(A run of records)
-=-=-=-=-

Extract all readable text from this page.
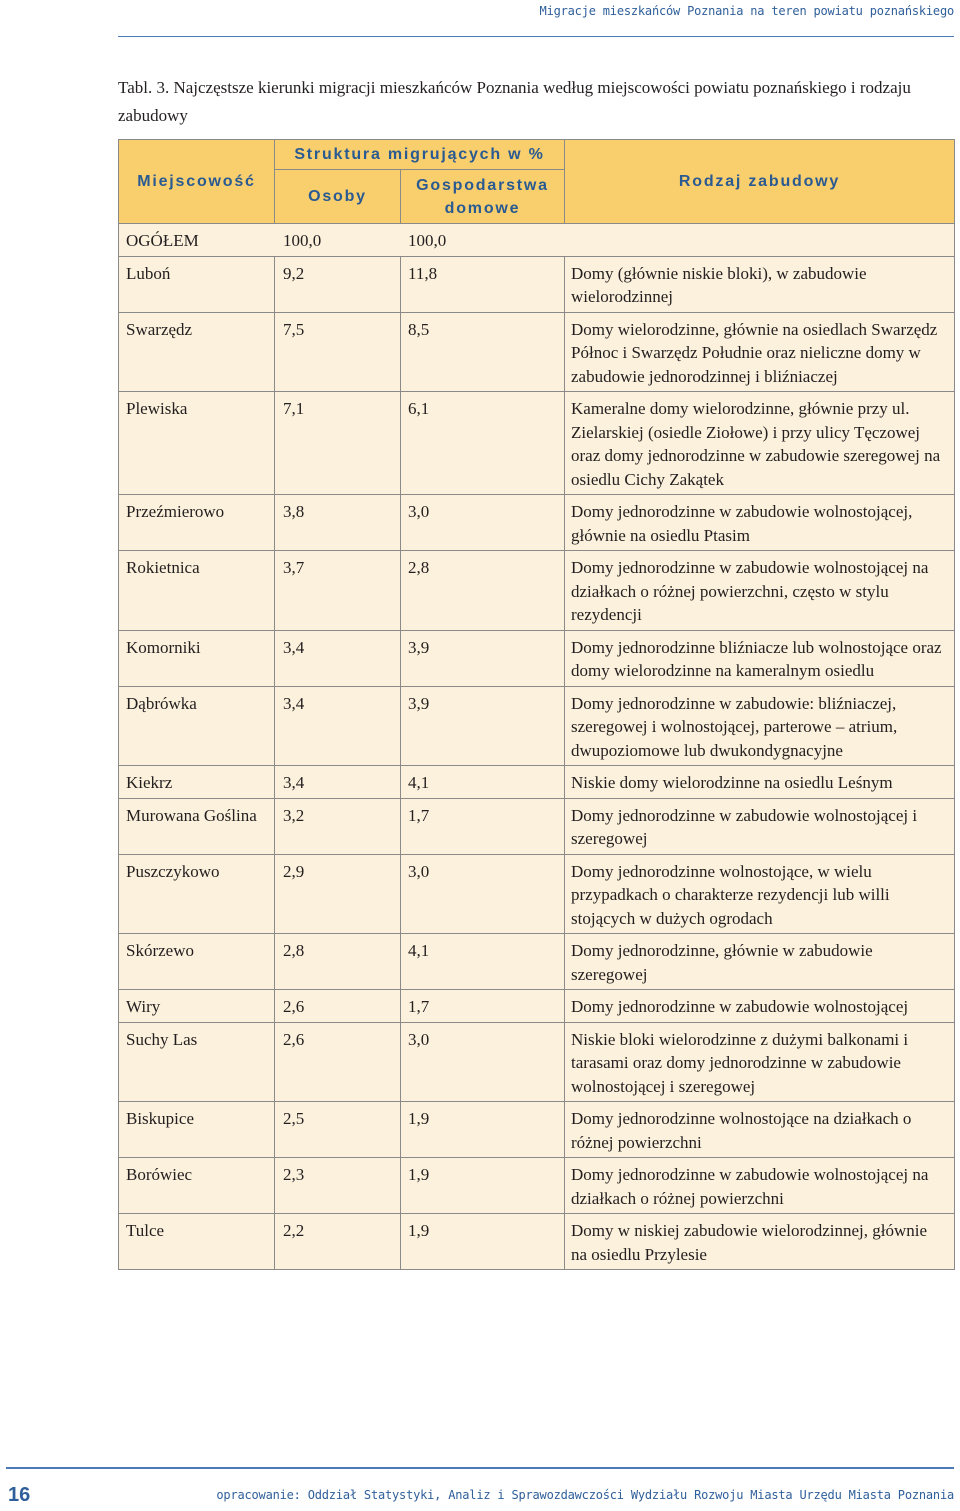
Migracje mieszkańców Poznania na teren powiatu poznańskiego
Tabl. 3. Najczęstsze kierunki migracji mieszkańców Poznania według miejscowości powiatu poznańskiego i rodzaju zabudowy
Miejscowość	Struktura migrujących w %		Rodzaj zabudowy
	Osoby	Gospodarstwa domowe	
OGÓŁEM	100,0	100,0	
Luboń	9,2	11,8	Domy (głównie niskie bloki), w zabudowie wielorodzinnej
Swarzędz	7,5	8,5	Domy wielorodzinne, głównie na osiedlach Swarzędz Północ i Swarzędz Południe oraz nieliczne domy w zabudowie jednorodzinnej i bliźniaczej
Plewiska	7,1	6,1	Kameralne domy wielorodzinne, głównie przy ul. Zielarskiej (osiedle Ziołowe) i przy ulicy Tęczowej oraz domy jednorodzinne w zabudowie szeregowej na osiedlu Cichy Zakątek
Przeźmierowo	3,8	3,0	Domy jednorodzinne w zabudowie wolnostojącej, głównie na osiedlu Ptasim
Rokietnica	3,7	2,8	Domy jednorodzinne w zabudowie wolnostojącej na działkach o różnej powierzchni, często w stylu rezydencji
Komorniki	3,4	3,9	Domy jednorodzinne bliźniacze lub wolnostojące oraz domy wielorodzinne na kameralnym osiedlu
Dąbrówka	3,4	3,9	Domy jednorodzinne w zabudowie: bliźniaczej, szeregowej i wolnostojącej, parterowe – atrium, dwupoziomowe lub dwukondygnacyjne
Kiekrz	3,4	4,1	Niskie domy wielorodzinne na osiedlu Leśnym
Murowana Goślina	3,2	1,7	Domy jednorodzinne w zabudowie wolnostojącej i szeregowej
Puszczykowo	2,9	3,0	Domy jednorodzinne wolnostojące, w wielu przypadkach o charakterze rezydencji lub willi stojących w dużych ogrodach
Skórzewo	2,8	4,1	Domy jednorodzinne, głównie w zabudowie szeregowej
Wiry	2,6	1,7	Domy jednorodzinne w zabudowie wolnostojącej
Suchy Las	2,6	3,0	Niskie bloki wielorodzinne z dużymi balkonami i tarasami oraz domy jednorodzinne w zabudowie wolnostojącej i szeregowej
Biskupice	2,5	1,9	Domy jednorodzinne wolnostojące na działkach o różnej powierzchni
Borówiec	2,3	1,9	Domy jednorodzinne w zabudowie wolnostojącej na działkach o różnej powierzchni
Tulce	2,2	1,9	Domy w niskiej zabudowie wielorodzinnej, głównie na osiedlu Przylesie
16	opracowanie: Oddział Statystyki, Analiz i Sprawozdawczości Wydziału Rozwoju Miasta Urzędu Miasta Poznania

-=-=-=-=-

◆ What to do
Each record must be quoted in full and exactly. Do not include the pictures.

◆ Finished task
Extract all readable text from this page.
Migracje mieszkańców Poznania na teren powiatu poznańskiego
Tabl. 3. Najczęstsze kierunki migracji mieszkańców Poznania według miejscowości powiatu poznańskiego i rodzaju zabudowy
Miejscowość	Struktura migrujących w %		Rodzaj zabudowy
	Osoby	Gospodarstwa domowe	
OGÓŁEM	100,0	100,0	
Luboń	9,2	11,8	Domy (głównie niskie bloki), w zabudowie wielorodzinnej
Swarzędz	7,5	8,5	Domy wielorodzinne, głównie na osiedlach Swarzędz Północ i Swarzędz Południe oraz nieliczne domy w zabudowie jednorodzinnej i bliźniaczej
Plewiska	7,1	6,1	Kameralne domy wielorodzinne, głównie przy ul. Zielarskiej (osiedle Ziołowe) i przy ulicy Tęczowej oraz domy jednorodzinne w zabudowie szeregowej na osiedlu Cichy Zakątek
Przeźmierowo	3,8	3,0	Domy jednorodzinne w zabudowie wolnostojącej, głównie na osiedlu Ptasim
Rokietnica	3,7	2,8	Domy jednorodzinne w zabudowie wolnostojącej na działkach o różnej powierzchni, często w stylu rezydencji
Komorniki	3,4	3,9	Domy jednorodzinne bliźniacze lub wolnostojące oraz domy wielorodzinne na kameralnym osiedlu
Dąbrówka	3,4	3,9	Domy jednorodzinne w zabudowie: bliźniaczej, szeregowej i wolnostojącej, parterowe – atrium, dwupoziomowe lub dwukondygnacyjne
Kiekrz	3,4	4,1	Niskie domy wielorodzinne na osiedlu Leśnym
Murowana Goślina	3,2	1,7	Domy jednorodzinne w zabudowie wolnostojącej i szeregowej
Puszczykowo	2,9	3,0	Domy jednorodzinne wolnostojące, w wielu przypadkach o charakterze rezydencji lub willi stojących w dużych ogrodach
Skórzewo	2,8	4,1	Domy jednorodzinne, głównie w zabudowie szeregowej
Wiry	2,6	1,7	Domy jednorodzinne w zabudowie wolnostojącej
Suchy Las	2,6	3,0	Niskie bloki wielorodzinne z dużymi balkonami i tarasami oraz domy jednorodzinne w zabudowie wolnostojącej i szeregowej
Biskupice	2,5	1,9	Domy jednorodzinne wolnostojące na działkach o różnej powierzchni
Borówiec	2,3	1,9	Domy jednorodzinne w zabudowie wolnostojącej na działkach o różnej powierzchni
Tulce	2,2	1,9	Domy w niskiej zabudowie wielorodzinnej, głównie na osiedlu Przylesie
16	opracowanie: Oddział Statystyki, Analiz i Sprawozdawczości Wydziału Rozwoju Miasta Urzędu Miasta Poznania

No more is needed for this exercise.